WHAT THE TASK ASKS
Across all the entries, tally the lines holding the word "name", and give the number by itself.

── INFORMATION PROVIDED

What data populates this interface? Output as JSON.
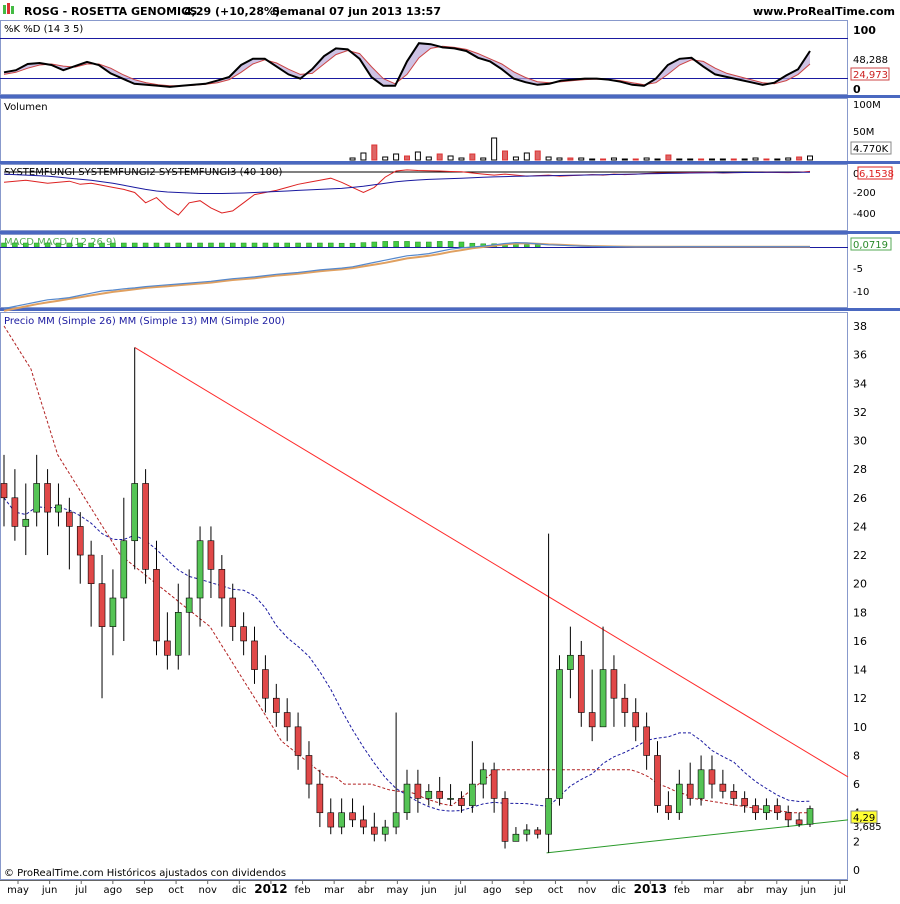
{
  "header": {
    "symbol_title": "ROSG - ROSETTA GENOMICS",
    "quote": "4,29 (+10,28%)",
    "period_date": "Semanal  07 jun 2013 13:57",
    "site": "www.ProRealTime.com"
  },
  "footer": {
    "copyright": "© ProRealTime.com  Históricos ajustados con dividendos"
  },
  "x_axis": {
    "labels": [
      "may",
      "jun",
      "jul",
      "ago",
      "sep",
      "oct",
      "nov",
      "dic",
      "2012",
      "feb",
      "mar",
      "abr",
      "may",
      "jun",
      "jul",
      "ago",
      "sep",
      "oct",
      "nov",
      "dic",
      "2013",
      "feb",
      "mar",
      "abr",
      "may",
      "jun",
      "jul"
    ],
    "bold_labels": [
      "2012",
      "2013"
    ]
  },
  "colors": {
    "up_candle": "#55c455",
    "down_candle": "#e04848",
    "ma26": "#b22222",
    "ma13": "#1a1aa0",
    "resistance_line": "#ff2a2a",
    "support_line": "#2a9a2a",
    "panel_sep": "#4a68c0",
    "stoch_k": "#000000",
    "stoch_d": "#cc4444",
    "vol_up": "#000000",
    "vol_down": "#dd3333",
    "sys1": "#000000",
    "sys2": "#dd2222",
    "sys3": "#1a1aa0",
    "macd_hist": "#44cc44",
    "macd_line": "#5588cc",
    "macd_signal": "#e0a060",
    "last_price_box": "#ffff33"
  },
  "chart_data": [
    {
      "type": "line",
      "panel": "stochastic",
      "title": "%K %D (14 3 5)",
      "ylim": [
        0,
        100
      ],
      "tick_labels": [
        "100",
        "0"
      ],
      "value_labels": [
        "48,288",
        "24,973"
      ],
      "series": [
        {
          "name": "%K",
          "values": [
            34,
            38,
            50,
            52,
            48,
            38,
            46,
            54,
            48,
            32,
            22,
            12,
            10,
            8,
            6,
            8,
            10,
            12,
            18,
            25,
            48,
            60,
            60,
            45,
            30,
            22,
            40,
            65,
            80,
            78,
            60,
            25,
            8,
            8,
            55,
            90,
            88,
            82,
            80,
            75,
            62,
            55,
            40,
            22,
            15,
            10,
            12,
            18,
            20,
            22,
            22,
            20,
            16,
            10,
            8,
            22,
            48,
            60,
            62,
            45,
            30,
            25,
            20,
            15,
            10,
            14,
            28,
            40,
            75
          ]
        },
        {
          "name": "%D",
          "values": [
            30,
            34,
            42,
            48,
            50,
            46,
            44,
            50,
            50,
            42,
            30,
            20,
            14,
            10,
            8,
            8,
            9,
            11,
            14,
            20,
            34,
            50,
            58,
            52,
            40,
            30,
            32,
            50,
            68,
            76,
            70,
            45,
            22,
            12,
            30,
            62,
            80,
            84,
            82,
            78,
            70,
            60,
            50,
            35,
            24,
            16,
            14,
            16,
            18,
            20,
            21,
            20,
            18,
            14,
            10,
            14,
            30,
            48,
            58,
            55,
            42,
            32,
            26,
            20,
            14,
            12,
            18,
            30,
            50
          ]
        }
      ]
    },
    {
      "type": "bar",
      "panel": "volume",
      "title": "Volumen",
      "tick_labels": [
        "100M",
        "50M"
      ],
      "value_labels": [
        "4.770K"
      ],
      "values": [
        0,
        0,
        0,
        0,
        0,
        0,
        0,
        0,
        0,
        0,
        0,
        0,
        0,
        0,
        0,
        0,
        0,
        0,
        0,
        0,
        0,
        0,
        0,
        0,
        0,
        0,
        0,
        0,
        0,
        0,
        0,
        0,
        2,
        7,
        15,
        3,
        6,
        4,
        8,
        3,
        6,
        4,
        2,
        6,
        2,
        22,
        9,
        3,
        7,
        9,
        3,
        2,
        2,
        2,
        1,
        1,
        2,
        1,
        1,
        2,
        1,
        5,
        1,
        1,
        1,
        1,
        1,
        1,
        1,
        2,
        1,
        1,
        2,
        3,
        4
      ]
    },
    {
      "type": "line",
      "panel": "systemfungi",
      "title": "SYSTEMFUNGI SYSTEMFUNGI2 SYSTEMFUNGI3 (40 100)",
      "tick_labels": [
        "0",
        "-200",
        "-400"
      ],
      "value_labels": [
        "6,1538"
      ],
      "series": [
        {
          "name": "SYSTEMFUNGI",
          "values": [
            0,
            0,
            0,
            0,
            0,
            0,
            0,
            0,
            0,
            0,
            0,
            0,
            0,
            0,
            0,
            0,
            0,
            0,
            0,
            0,
            0,
            0,
            0,
            0,
            0,
            0,
            0,
            0,
            0,
            0,
            0,
            0,
            0,
            0,
            0,
            0,
            0,
            0,
            0,
            0,
            0,
            0,
            0,
            0,
            0,
            0,
            0,
            0,
            0,
            0,
            0,
            0,
            0,
            0,
            0,
            0,
            0,
            0,
            0,
            0,
            0,
            0,
            0,
            0,
            0,
            0,
            0,
            0,
            0,
            0,
            0,
            0,
            0,
            0,
            0
          ]
        },
        {
          "name": "SYSTEMFUNGI2",
          "values": [
            -100,
            -90,
            -80,
            -95,
            -110,
            -100,
            -90,
            -120,
            -110,
            -130,
            -150,
            -170,
            -200,
            -300,
            -250,
            -350,
            -420,
            -300,
            -280,
            -350,
            -400,
            -380,
            -300,
            -220,
            -200,
            -180,
            -150,
            -120,
            -100,
            -80,
            -60,
            -100,
            -150,
            -200,
            -150,
            -50,
            10,
            20,
            15,
            12,
            10,
            5,
            2,
            -10,
            -20,
            -30,
            -20,
            -30,
            -40,
            -35,
            -30,
            -40,
            -35,
            -30,
            -25,
            -30,
            -20,
            -25,
            -20,
            -15,
            -10,
            -10,
            -8,
            -5,
            -5,
            -3,
            -10,
            -6,
            -5,
            -4,
            -3,
            -5,
            -6,
            -4,
            6
          ]
        },
        {
          "name": "SYSTEMFUNGI3",
          "values": [
            -20,
            -25,
            -30,
            -35,
            -40,
            -50,
            -60,
            -70,
            -80,
            -95,
            -110,
            -130,
            -150,
            -170,
            -185,
            -195,
            -200,
            -205,
            -210,
            -210,
            -210,
            -208,
            -205,
            -200,
            -195,
            -190,
            -185,
            -180,
            -175,
            -170,
            -165,
            -160,
            -150,
            -140,
            -125,
            -110,
            -95,
            -85,
            -78,
            -72,
            -68,
            -64,
            -60,
            -56,
            -52,
            -48,
            -45,
            -42,
            -40,
            -38,
            -36,
            -34,
            -32,
            -30,
            -28,
            -26,
            -24,
            -22,
            -20,
            -18,
            -16,
            -14,
            -12,
            -10,
            -9,
            -8,
            -7,
            -6,
            -5,
            -4,
            -3,
            -3,
            -2,
            -2,
            -2
          ]
        }
      ]
    },
    {
      "type": "line",
      "panel": "macd",
      "title": "MACD MACD (12 26 9)",
      "tick_labels": [
        "0",
        "-5",
        "-10"
      ],
      "value_labels": [
        "0,0719"
      ],
      "series": [
        {
          "name": "MACD",
          "values": [
            -14,
            -13.5,
            -13,
            -12.5,
            -12,
            -11.8,
            -11.5,
            -11,
            -10.5,
            -10,
            -9.8,
            -9.5,
            -9.3,
            -9,
            -8.8,
            -8.6,
            -8.4,
            -8.2,
            -8,
            -7.8,
            -7.5,
            -7.2,
            -7,
            -6.8,
            -6.5,
            -6.2,
            -6,
            -5.8,
            -5.5,
            -5.2,
            -5,
            -4.8,
            -4.5,
            -4,
            -3.5,
            -3,
            -2.5,
            -2,
            -1.8,
            -1.5,
            -1,
            -0.5,
            -0.2,
            0,
            0.2,
            0.5,
            0.8,
            1,
            0.9,
            0.7,
            0.5,
            0.4,
            0.3,
            0.2,
            0.15,
            0.1,
            0.1,
            0.05,
            0.05,
            0.05,
            0.05,
            0.05,
            0.06,
            0.06,
            0.06,
            0.06,
            0.06,
            0.07,
            0.07,
            0.07,
            0.07,
            0.07,
            0.07,
            0.07,
            0.07
          ]
        },
        {
          "name": "Signal",
          "values": [
            -14.5,
            -14,
            -13.5,
            -13,
            -12.6,
            -12.2,
            -11.8,
            -11.4,
            -11,
            -10.6,
            -10.2,
            -9.9,
            -9.6,
            -9.3,
            -9.1,
            -8.9,
            -8.7,
            -8.5,
            -8.3,
            -8.1,
            -7.8,
            -7.5,
            -7.3,
            -7.1,
            -6.8,
            -6.5,
            -6.3,
            -6.1,
            -5.8,
            -5.5,
            -5.3,
            -5.1,
            -4.8,
            -4.4,
            -4,
            -3.6,
            -3.1,
            -2.6,
            -2.3,
            -2,
            -1.6,
            -1.1,
            -0.7,
            -0.3,
            0,
            0.3,
            0.6,
            0.8,
            0.85,
            0.75,
            0.6,
            0.5,
            0.4,
            0.3,
            0.2,
            0.15,
            0.12,
            0.08,
            0.06,
            0.05,
            0.05,
            0.05,
            0.05,
            0.05,
            0.06,
            0.06,
            0.06,
            0.06,
            0.07,
            0.07,
            0.07,
            0.07,
            0.07,
            0.07,
            0.07
          ]
        }
      ]
    },
    {
      "type": "line",
      "panel": "price",
      "title": "Precio MM (Simple 26) MM (Simple 13) MM (Simple 200)",
      "ylim": [
        0,
        38
      ],
      "tick_labels": [
        "38",
        "36",
        "34",
        "32",
        "30",
        "28",
        "26",
        "24",
        "22",
        "20",
        "18",
        "16",
        "14",
        "12",
        "10",
        "8",
        "6",
        "4",
        "2",
        "0"
      ],
      "value_labels": [
        "4,29",
        "3,685"
      ],
      "candles": [
        [
          27,
          26,
          29,
          24
        ],
        [
          26,
          24,
          28,
          23
        ],
        [
          24,
          24.5,
          27,
          22
        ],
        [
          25,
          27,
          29,
          24
        ],
        [
          27,
          25,
          28,
          22
        ],
        [
          25,
          25.5,
          27,
          24
        ],
        [
          25,
          24,
          26,
          21
        ],
        [
          24,
          22,
          25,
          20
        ],
        [
          22,
          20,
          23,
          17
        ],
        [
          20,
          17,
          22,
          12
        ],
        [
          17,
          19,
          21,
          15
        ],
        [
          19,
          23,
          26,
          16
        ],
        [
          23,
          27,
          36.5,
          21
        ],
        [
          27,
          21,
          28,
          20
        ],
        [
          21,
          16,
          23,
          15
        ],
        [
          16,
          15,
          18,
          14
        ],
        [
          15,
          18,
          20,
          14
        ],
        [
          18,
          19,
          21,
          15
        ],
        [
          19,
          23,
          24,
          17
        ],
        [
          23,
          21,
          24,
          19
        ],
        [
          21,
          19,
          22,
          17
        ],
        [
          19,
          17,
          20,
          16
        ],
        [
          17,
          16,
          18,
          15
        ],
        [
          16,
          14,
          17,
          13
        ],
        [
          14,
          12,
          15,
          11
        ],
        [
          12,
          11,
          13,
          10
        ],
        [
          11,
          10,
          12,
          9
        ],
        [
          10,
          8,
          11,
          7
        ],
        [
          8,
          6,
          9,
          5
        ],
        [
          6,
          4,
          7,
          3
        ],
        [
          4,
          3,
          5,
          2.5
        ],
        [
          3,
          4,
          5,
          2.5
        ],
        [
          4,
          3.5,
          5,
          3
        ],
        [
          3.5,
          3,
          4.5,
          2.5
        ],
        [
          3,
          2.5,
          4,
          2
        ],
        [
          2.5,
          3,
          3.5,
          2
        ],
        [
          3,
          4,
          11,
          2.5
        ],
        [
          4,
          6,
          7,
          3.5
        ],
        [
          6,
          5,
          7,
          4
        ],
        [
          5,
          5.5,
          6,
          4.5
        ],
        [
          5.5,
          5,
          6.5,
          4.5
        ],
        [
          5,
          5,
          6,
          4.5
        ],
        [
          5,
          4.5,
          5.5,
          4
        ],
        [
          4.5,
          6,
          9,
          4
        ],
        [
          6,
          7,
          7.5,
          5
        ],
        [
          7,
          5,
          7.5,
          4
        ],
        [
          5,
          2,
          5.5,
          1.5
        ],
        [
          2,
          2.5,
          3,
          2
        ],
        [
          2.5,
          2.8,
          3.2,
          2
        ],
        [
          2.8,
          2.5,
          3,
          2.2
        ],
        [
          2.5,
          5,
          23.5,
          1.2
        ],
        [
          5,
          14,
          15,
          4.5
        ],
        [
          14,
          15,
          17,
          12
        ],
        [
          15,
          11,
          16,
          10
        ],
        [
          11,
          10,
          14,
          9
        ],
        [
          10,
          14,
          17,
          11
        ],
        [
          14,
          12,
          15,
          10
        ],
        [
          12,
          11,
          13,
          10
        ],
        [
          11,
          10,
          12,
          9
        ],
        [
          10,
          8,
          11,
          7
        ],
        [
          8,
          4.5,
          9,
          4
        ],
        [
          4.5,
          4,
          5.5,
          3.5
        ],
        [
          4,
          6,
          7,
          3.5
        ],
        [
          6,
          5,
          7.5,
          4.5
        ],
        [
          5,
          7,
          8,
          4.5
        ],
        [
          7,
          6,
          8,
          5
        ],
        [
          6,
          5.5,
          7,
          5
        ],
        [
          5.5,
          5,
          6,
          4.5
        ],
        [
          5,
          4.5,
          5.5,
          4
        ],
        [
          4.5,
          4,
          5,
          3.5
        ],
        [
          4,
          4.5,
          5,
          3.5
        ],
        [
          4.5,
          4,
          5,
          3.5
        ],
        [
          4,
          3.5,
          4.5,
          3
        ],
        [
          3.5,
          3.2,
          4,
          3
        ],
        [
          3.2,
          4.29,
          4.5,
          3
        ]
      ],
      "ma26": [
        38,
        37,
        36,
        35,
        33,
        31,
        29,
        28,
        27,
        26,
        25,
        24,
        23,
        22,
        21.5,
        21,
        20.5,
        20,
        19.5,
        19,
        18.5,
        18,
        17.5,
        17,
        16,
        15,
        14,
        13,
        12,
        11,
        10,
        9,
        8.5,
        8,
        7.5,
        7,
        6.5,
        6.5,
        6,
        6,
        6,
        6,
        5.8,
        5.6,
        5.5,
        5.5,
        5.3,
        5,
        4.8,
        4.6,
        4.5,
        5,
        5.5,
        6,
        6.5,
        7,
        7,
        7,
        7,
        7,
        7,
        7,
        7,
        7,
        7,
        7,
        7,
        7,
        7,
        7,
        7,
        6.8,
        6.5,
        6,
        5.8,
        5.5,
        5.3,
        5,
        4.9,
        4.8,
        4.7,
        4.6,
        4.5,
        4.4,
        4.3,
        4.2,
        4.1,
        4.1,
        4,
        4,
        4
      ]
    }
  ]
}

────

REPLY TO THE EXERCISE
7